**Exercise prompt:** Each entry that follows must be output without any deviation.

**Record excerpts:**
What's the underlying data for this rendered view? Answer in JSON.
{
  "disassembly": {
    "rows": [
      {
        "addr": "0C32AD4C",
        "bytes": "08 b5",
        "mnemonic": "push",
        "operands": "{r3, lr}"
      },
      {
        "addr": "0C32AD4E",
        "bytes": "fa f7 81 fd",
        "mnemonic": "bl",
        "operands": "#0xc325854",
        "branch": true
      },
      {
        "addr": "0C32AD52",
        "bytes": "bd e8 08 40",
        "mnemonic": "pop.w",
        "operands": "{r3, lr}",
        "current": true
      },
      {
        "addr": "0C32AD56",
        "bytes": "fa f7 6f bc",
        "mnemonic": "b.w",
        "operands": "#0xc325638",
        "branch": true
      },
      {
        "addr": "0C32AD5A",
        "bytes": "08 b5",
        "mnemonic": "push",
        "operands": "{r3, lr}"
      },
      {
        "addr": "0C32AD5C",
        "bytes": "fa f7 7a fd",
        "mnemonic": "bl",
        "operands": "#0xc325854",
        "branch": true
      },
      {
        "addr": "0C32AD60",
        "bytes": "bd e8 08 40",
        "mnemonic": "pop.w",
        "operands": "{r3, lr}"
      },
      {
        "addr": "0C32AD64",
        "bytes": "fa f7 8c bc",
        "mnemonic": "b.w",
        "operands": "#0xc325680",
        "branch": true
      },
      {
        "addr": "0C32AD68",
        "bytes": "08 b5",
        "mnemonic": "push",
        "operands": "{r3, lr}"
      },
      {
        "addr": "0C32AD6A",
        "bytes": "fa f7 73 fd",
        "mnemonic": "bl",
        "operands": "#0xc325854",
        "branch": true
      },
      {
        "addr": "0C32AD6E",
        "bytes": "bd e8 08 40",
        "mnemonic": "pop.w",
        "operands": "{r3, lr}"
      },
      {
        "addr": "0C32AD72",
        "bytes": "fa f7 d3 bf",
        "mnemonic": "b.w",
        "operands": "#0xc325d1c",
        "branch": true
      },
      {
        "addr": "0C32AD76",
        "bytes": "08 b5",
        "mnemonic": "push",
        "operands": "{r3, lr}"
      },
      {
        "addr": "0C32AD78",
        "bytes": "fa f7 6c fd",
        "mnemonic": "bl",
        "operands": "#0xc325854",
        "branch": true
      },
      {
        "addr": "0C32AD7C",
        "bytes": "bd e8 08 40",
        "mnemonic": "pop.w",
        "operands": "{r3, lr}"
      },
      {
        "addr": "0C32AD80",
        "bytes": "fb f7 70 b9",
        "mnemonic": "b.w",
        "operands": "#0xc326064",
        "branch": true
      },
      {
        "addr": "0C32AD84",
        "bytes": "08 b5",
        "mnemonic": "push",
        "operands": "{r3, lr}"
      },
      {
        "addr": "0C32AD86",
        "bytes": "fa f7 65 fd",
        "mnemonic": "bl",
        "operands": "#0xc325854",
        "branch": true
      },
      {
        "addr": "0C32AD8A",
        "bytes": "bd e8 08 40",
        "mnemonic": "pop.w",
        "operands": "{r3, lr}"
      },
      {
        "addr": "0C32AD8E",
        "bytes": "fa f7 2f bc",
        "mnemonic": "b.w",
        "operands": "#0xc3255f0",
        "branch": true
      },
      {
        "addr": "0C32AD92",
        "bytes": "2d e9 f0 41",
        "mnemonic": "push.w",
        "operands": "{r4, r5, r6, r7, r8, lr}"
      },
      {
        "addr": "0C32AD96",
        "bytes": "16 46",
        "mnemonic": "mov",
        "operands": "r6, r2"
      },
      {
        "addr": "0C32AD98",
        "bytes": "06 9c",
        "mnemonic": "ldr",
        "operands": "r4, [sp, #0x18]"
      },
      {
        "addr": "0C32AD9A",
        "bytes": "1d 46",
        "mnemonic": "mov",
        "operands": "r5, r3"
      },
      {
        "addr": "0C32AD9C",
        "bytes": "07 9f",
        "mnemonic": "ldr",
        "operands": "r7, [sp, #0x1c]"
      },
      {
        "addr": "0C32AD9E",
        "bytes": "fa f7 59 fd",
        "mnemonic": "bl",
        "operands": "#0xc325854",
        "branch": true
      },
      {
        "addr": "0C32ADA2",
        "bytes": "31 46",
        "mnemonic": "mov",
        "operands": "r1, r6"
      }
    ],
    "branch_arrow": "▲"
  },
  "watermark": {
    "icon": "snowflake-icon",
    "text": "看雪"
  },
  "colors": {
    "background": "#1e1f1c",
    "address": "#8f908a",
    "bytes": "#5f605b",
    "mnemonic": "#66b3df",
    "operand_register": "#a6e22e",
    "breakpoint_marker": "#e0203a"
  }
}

**Task response:**
What's the underlying data for this rendered view? Answer in JSON.
{
  "disassembly": {
    "rows": [
      {
        "addr": "0C32AD4C",
        "bytes": "08 b5",
        "mnemonic": "push",
        "operands": "{r3, lr}"
      },
      {
        "addr": "0C32AD4E",
        "bytes": "fa f7 81 fd",
        "mnemonic": "bl",
        "operands": "#0xc325854",
        "branch": true
      },
      {
        "addr": "0C32AD52",
        "bytes": "bd e8 08 40",
        "mnemonic": "pop.w",
        "operands": "{r3, lr}",
        "current": true
      },
      {
        "addr": "0C32AD56",
        "bytes": "fa f7 6f bc",
        "mnemonic": "b.w",
        "operands": "#0xc325638",
        "branch": true
      },
      {
        "addr": "0C32AD5A",
        "bytes": "08 b5",
        "mnemonic": "push",
        "operands": "{r3, lr}"
      },
      {
        "addr": "0C32AD5C",
        "bytes": "fa f7 7a fd",
        "mnemonic": "bl",
        "operands": "#0xc325854",
        "branch": true
      },
      {
        "addr": "0C32AD60",
        "bytes": "bd e8 08 40",
        "mnemonic": "pop.w",
        "operands": "{r3, lr}"
      },
      {
        "addr": "0C32AD64",
        "bytes": "fa f7 8c bc",
        "mnemonic": "b.w",
        "operands": "#0xc325680",
        "branch": true
      },
      {
        "addr": "0C32AD68",
        "bytes": "08 b5",
        "mnemonic": "push",
        "operands": "{r3, lr}"
      },
      {
        "addr": "0C32AD6A",
        "bytes": "fa f7 73 fd",
        "mnemonic": "bl",
        "operands": "#0xc325854",
        "branch": true
      },
      {
        "addr": "0C32AD6E",
        "bytes": "bd e8 08 40",
        "mnemonic": "pop.w",
        "operands": "{r3, lr}"
      },
      {
        "addr": "0C32AD72",
        "bytes": "fa f7 d3 bf",
        "mnemonic": "b.w",
        "operands": "#0xc325d1c",
        "branch": true
      },
      {
        "addr": "0C32AD76",
        "bytes": "08 b5",
        "mnemonic": "push",
        "operands": "{r3, lr}"
      },
      {
        "addr": "0C32AD78",
        "bytes": "fa f7 6c fd",
        "mnemonic": "bl",
        "operands": "#0xc325854",
        "branch": true
      },
      {
        "addr": "0C32AD7C",
        "bytes": "bd e8 08 40",
        "mnemonic": "pop.w",
        "operands": "{r3, lr}"
      },
      {
        "addr": "0C32AD80",
        "bytes": "fb f7 70 b9",
        "mnemonic": "b.w",
        "operands": "#0xc326064",
        "branch": true
      },
      {
        "addr": "0C32AD84",
        "bytes": "08 b5",
        "mnemonic": "push",
        "operands": "{r3, lr}"
      },
      {
        "addr": "0C32AD86",
        "bytes": "fa f7 65 fd",
        "mnemonic": "bl",
        "operands": "#0xc325854",
        "branch": true
      },
      {
        "addr": "0C32AD8A",
        "bytes": "bd e8 08 40",
        "mnemonic": "pop.w",
        "operands": "{r3, lr}"
      },
      {
        "addr": "0C32AD8E",
        "bytes": "fa f7 2f bc",
        "mnemonic": "b.w",
        "operands": "#0xc3255f0",
        "branch": true
      },
      {
        "addr": "0C32AD92",
        "bytes": "2d e9 f0 41",
        "mnemonic": "push.w",
        "operands": "{r4, r5, r6, r7, r8, lr}"
      },
      {
        "addr": "0C32AD96",
        "bytes": "16 46",
        "mnemonic": "mov",
        "operands": "r6, r2"
      },
      {
        "addr": "0C32AD98",
        "bytes": "06 9c",
        "mnemonic": "ldr",
        "operands": "r4, [sp, #0x18]"
      },
      {
        "addr": "0C32AD9A",
        "bytes": "1d 46",
        "mnemonic": "mov",
        "operands": "r5, r3"
      },
      {
        "addr": "0C32AD9C",
        "bytes": "07 9f",
        "mnemonic": "ldr",
        "operands": "r7, [sp, #0x1c]"
      },
      {
        "addr": "0C32AD9E",
        "bytes": "fa f7 59 fd",
        "mnemonic": "bl",
        "operands": "#0xc325854",
        "branch": true
      },
      {
        "addr": "0C32ADA2",
        "bytes": "31 46",
        "mnemonic": "mov",
        "operands": "r1, r6"
      }
    ],
    "branch_arrow": "▲"
  },
  "watermark": {
    "icon": "snowflake-icon",
    "text": "看雪"
  },
  "colors": {
    "background": "#1e1f1c",
    "address": "#8f908a",
    "bytes": "#5f605b",
    "mnemonic": "#66b3df",
    "operand_register": "#a6e22e",
    "breakpoint_marker": "#e0203a"
  }
}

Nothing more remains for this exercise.